(Stored data)
________________

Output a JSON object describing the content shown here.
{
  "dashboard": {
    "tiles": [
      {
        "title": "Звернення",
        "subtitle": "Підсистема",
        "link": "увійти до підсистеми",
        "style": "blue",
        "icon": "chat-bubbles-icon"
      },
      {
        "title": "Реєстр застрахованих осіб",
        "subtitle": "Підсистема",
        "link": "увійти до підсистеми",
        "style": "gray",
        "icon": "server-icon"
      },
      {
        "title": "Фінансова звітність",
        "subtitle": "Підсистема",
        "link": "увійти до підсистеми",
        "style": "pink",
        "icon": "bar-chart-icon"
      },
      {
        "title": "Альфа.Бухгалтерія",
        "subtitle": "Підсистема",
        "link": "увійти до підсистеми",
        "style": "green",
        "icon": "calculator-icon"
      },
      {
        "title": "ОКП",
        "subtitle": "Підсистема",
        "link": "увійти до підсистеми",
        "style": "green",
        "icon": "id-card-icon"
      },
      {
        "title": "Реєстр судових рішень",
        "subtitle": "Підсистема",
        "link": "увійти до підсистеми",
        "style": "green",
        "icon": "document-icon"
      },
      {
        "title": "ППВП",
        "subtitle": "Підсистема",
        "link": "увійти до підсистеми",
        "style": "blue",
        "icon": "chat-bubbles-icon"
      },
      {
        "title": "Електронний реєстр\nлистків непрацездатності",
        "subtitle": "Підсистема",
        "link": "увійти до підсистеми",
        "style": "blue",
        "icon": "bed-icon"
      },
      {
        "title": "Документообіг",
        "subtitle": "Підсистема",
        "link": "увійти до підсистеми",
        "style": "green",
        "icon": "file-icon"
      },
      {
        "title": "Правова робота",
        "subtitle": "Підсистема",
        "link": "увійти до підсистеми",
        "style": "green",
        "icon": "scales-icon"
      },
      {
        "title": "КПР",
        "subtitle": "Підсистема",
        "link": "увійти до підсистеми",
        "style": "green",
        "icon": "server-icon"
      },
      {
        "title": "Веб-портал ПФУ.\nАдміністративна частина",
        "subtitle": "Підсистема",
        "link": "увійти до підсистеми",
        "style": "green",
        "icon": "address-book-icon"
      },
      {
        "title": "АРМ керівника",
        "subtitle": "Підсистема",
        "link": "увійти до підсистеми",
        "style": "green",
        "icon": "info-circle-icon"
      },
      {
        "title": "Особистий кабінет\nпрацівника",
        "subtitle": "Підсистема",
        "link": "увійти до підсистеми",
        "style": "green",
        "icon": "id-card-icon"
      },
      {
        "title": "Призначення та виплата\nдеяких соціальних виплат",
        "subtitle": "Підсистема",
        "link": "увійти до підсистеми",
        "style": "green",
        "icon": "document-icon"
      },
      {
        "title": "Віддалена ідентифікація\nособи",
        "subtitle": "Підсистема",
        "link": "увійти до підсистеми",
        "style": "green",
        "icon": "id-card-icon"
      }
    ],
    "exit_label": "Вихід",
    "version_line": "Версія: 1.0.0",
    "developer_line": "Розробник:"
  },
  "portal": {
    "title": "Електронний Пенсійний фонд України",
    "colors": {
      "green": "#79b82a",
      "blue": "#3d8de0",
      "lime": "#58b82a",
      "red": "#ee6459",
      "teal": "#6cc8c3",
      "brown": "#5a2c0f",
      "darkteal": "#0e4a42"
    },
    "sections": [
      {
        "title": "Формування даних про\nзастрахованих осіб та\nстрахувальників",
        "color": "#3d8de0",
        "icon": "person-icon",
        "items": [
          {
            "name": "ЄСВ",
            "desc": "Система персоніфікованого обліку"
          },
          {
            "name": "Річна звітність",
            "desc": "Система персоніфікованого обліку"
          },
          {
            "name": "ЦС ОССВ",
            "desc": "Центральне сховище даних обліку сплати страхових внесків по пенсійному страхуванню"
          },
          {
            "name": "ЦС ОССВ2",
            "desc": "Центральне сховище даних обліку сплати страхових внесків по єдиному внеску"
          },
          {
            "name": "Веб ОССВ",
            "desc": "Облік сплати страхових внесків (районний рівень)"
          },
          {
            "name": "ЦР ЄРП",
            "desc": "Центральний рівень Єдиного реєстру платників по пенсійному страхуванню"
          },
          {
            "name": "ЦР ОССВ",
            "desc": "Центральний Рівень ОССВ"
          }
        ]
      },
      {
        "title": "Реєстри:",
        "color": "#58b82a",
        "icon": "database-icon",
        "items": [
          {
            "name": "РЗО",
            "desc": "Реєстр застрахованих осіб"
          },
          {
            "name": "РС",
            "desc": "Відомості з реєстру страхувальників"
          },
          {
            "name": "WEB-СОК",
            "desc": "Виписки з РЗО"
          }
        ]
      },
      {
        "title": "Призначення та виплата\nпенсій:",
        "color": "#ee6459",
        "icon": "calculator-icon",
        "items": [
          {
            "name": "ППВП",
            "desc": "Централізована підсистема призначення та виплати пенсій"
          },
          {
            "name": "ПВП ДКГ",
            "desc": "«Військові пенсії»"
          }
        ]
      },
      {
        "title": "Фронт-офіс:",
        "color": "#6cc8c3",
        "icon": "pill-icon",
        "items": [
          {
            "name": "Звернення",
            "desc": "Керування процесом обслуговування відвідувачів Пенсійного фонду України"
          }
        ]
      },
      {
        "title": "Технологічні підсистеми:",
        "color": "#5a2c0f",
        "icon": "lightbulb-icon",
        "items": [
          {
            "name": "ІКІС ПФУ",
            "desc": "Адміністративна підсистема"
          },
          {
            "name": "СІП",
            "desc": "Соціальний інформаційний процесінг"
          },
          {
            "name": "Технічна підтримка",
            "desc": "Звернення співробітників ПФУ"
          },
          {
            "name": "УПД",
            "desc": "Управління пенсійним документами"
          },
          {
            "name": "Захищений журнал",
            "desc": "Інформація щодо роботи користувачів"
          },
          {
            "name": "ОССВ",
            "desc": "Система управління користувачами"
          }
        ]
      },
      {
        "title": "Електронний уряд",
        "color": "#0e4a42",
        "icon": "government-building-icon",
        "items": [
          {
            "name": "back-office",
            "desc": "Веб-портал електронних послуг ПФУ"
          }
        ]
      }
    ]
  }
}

________________

SET TASK —
Copy every record exactly as presented.

SOLVED EXERCISE —
Output a JSON object describing the content shown here.
{
  "dashboard": {
    "tiles": [
      {
        "title": "Звернення",
        "subtitle": "Підсистема",
        "link": "увійти до підсистеми",
        "style": "blue",
        "icon": "chat-bubbles-icon"
      },
      {
        "title": "Реєстр застрахованих осіб",
        "subtitle": "Підсистема",
        "link": "увійти до підсистеми",
        "style": "gray",
        "icon": "server-icon"
      },
      {
        "title": "Фінансова звітність",
        "subtitle": "Підсистема",
        "link": "увійти до підсистеми",
        "style": "pink",
        "icon": "bar-chart-icon"
      },
      {
        "title": "Альфа.Бухгалтерія",
        "subtitle": "Підсистема",
        "link": "увійти до підсистеми",
        "style": "green",
        "icon": "calculator-icon"
      },
      {
        "title": "ОКП",
        "subtitle": "Підсистема",
        "link": "увійти до підсистеми",
        "style": "green",
        "icon": "id-card-icon"
      },
      {
        "title": "Реєстр судових рішень",
        "subtitle": "Підсистема",
        "link": "увійти до підсистеми",
        "style": "green",
        "icon": "document-icon"
      },
      {
        "title": "ППВП",
        "subtitle": "Підсистема",
        "link": "увійти до підсистеми",
        "style": "blue",
        "icon": "chat-bubbles-icon"
      },
      {
        "title": "Електронний реєстр\nлистків непрацездатності",
        "subtitle": "Підсистема",
        "link": "увійти до підсистеми",
        "style": "blue",
        "icon": "bed-icon"
      },
      {
        "title": "Документообіг",
        "subtitle": "Підсистема",
        "link": "увійти до підсистеми",
        "style": "green",
        "icon": "file-icon"
      },
      {
        "title": "Правова робота",
        "subtitle": "Підсистема",
        "link": "увійти до підсистеми",
        "style": "green",
        "icon": "scales-icon"
      },
      {
        "title": "КПР",
        "subtitle": "Підсистема",
        "link": "увійти до підсистеми",
        "style": "green",
        "icon": "server-icon"
      },
      {
        "title": "Веб-портал ПФУ.\nАдміністративна частина",
        "subtitle": "Підсистема",
        "link": "увійти до підсистеми",
        "style": "green",
        "icon": "address-book-icon"
      },
      {
        "title": "АРМ керівника",
        "subtitle": "Підсистема",
        "link": "увійти до підсистеми",
        "style": "green",
        "icon": "info-circle-icon"
      },
      {
        "title": "Особистий кабінет\nпрацівника",
        "subtitle": "Підсистема",
        "link": "увійти до підсистеми",
        "style": "green",
        "icon": "id-card-icon"
      },
      {
        "title": "Призначення та виплата\nдеяких соціальних виплат",
        "subtitle": "Підсистема",
        "link": "увійти до підсистеми",
        "style": "green",
        "icon": "document-icon"
      },
      {
        "title": "Віддалена ідентифікація\nособи",
        "subtitle": "Підсистема",
        "link": "увійти до підсистеми",
        "style": "green",
        "icon": "id-card-icon"
      }
    ],
    "exit_label": "Вихід",
    "version_line": "Версія: 1.0.0",
    "developer_line": "Розробник:"
  },
  "portal": {
    "title": "Електронний Пенсійний фонд України",
    "colors": {
      "green": "#79b82a",
      "blue": "#3d8de0",
      "lime": "#58b82a",
      "red": "#ee6459",
      "teal": "#6cc8c3",
      "brown": "#5a2c0f",
      "darkteal": "#0e4a42"
    },
    "sections": [
      {
        "title": "Формування даних про\nзастрахованих осіб та\nстрахувальників",
        "color": "#3d8de0",
        "icon": "person-icon",
        "items": [
          {
            "name": "ЄСВ",
            "desc": "Система персоніфікованого обліку"
          },
          {
            "name": "Річна звітність",
            "desc": "Система персоніфікованого обліку"
          },
          {
            "name": "ЦС ОССВ",
            "desc": "Центральне сховище даних обліку сплати страхових внесків по пенсійному страхуванню"
          },
          {
            "name": "ЦС ОССВ2",
            "desc": "Центральне сховище даних обліку сплати страхових внесків по єдиному внеску"
          },
          {
            "name": "Веб ОССВ",
            "desc": "Облік сплати страхових внесків (районний рівень)"
          },
          {
            "name": "ЦР ЄРП",
            "desc": "Центральний рівень Єдиного реєстру платників по пенсійному страхуванню"
          },
          {
            "name": "ЦР ОССВ",
            "desc": "Центральний Рівень ОССВ"
          }
        ]
      },
      {
        "title": "Реєстри:",
        "color": "#58b82a",
        "icon": "database-icon",
        "items": [
          {
            "name": "РЗО",
            "desc": "Реєстр застрахованих осіб"
          },
          {
            "name": "РС",
            "desc": "Відомості з реєстру страхувальників"
          },
          {
            "name": "WEB-СОК",
            "desc": "Виписки з РЗО"
          }
        ]
      },
      {
        "title": "Призначення та виплата\nпенсій:",
        "color": "#ee6459",
        "icon": "calculator-icon",
        "items": [
          {
            "name": "ППВП",
            "desc": "Централізована підсистема призначення та виплати пенсій"
          },
          {
            "name": "ПВП ДКГ",
            "desc": "«Військові пенсії»"
          }
        ]
      },
      {
        "title": "Фронт-офіс:",
        "color": "#6cc8c3",
        "icon": "pill-icon",
        "items": [
          {
            "name": "Звернення",
            "desc": "Керування процесом обслуговування відвідувачів Пенсійного фонду України"
          }
        ]
      },
      {
        "title": "Технологічні підсистеми:",
        "color": "#5a2c0f",
        "icon": "lightbulb-icon",
        "items": [
          {
            "name": "ІКІС ПФУ",
            "desc": "Адміністративна підсистема"
          },
          {
            "name": "СІП",
            "desc": "Соціальний інформаційний процесінг"
          },
          {
            "name": "Технічна підтримка",
            "desc": "Звернення співробітників ПФУ"
          },
          {
            "name": "УПД",
            "desc": "Управління пенсійним документами"
          },
          {
            "name": "Захищений журнал",
            "desc": "Інформація щодо роботи користувачів"
          },
          {
            "name": "ОССВ",
            "desc": "Система управління користувачами"
          }
        ]
      },
      {
        "title": "Електронний уряд",
        "color": "#0e4a42",
        "icon": "government-building-icon",
        "items": [
          {
            "name": "back-office",
            "desc": "Веб-портал електронних послуг ПФУ"
          }
        ]
      }
    ]
  }
}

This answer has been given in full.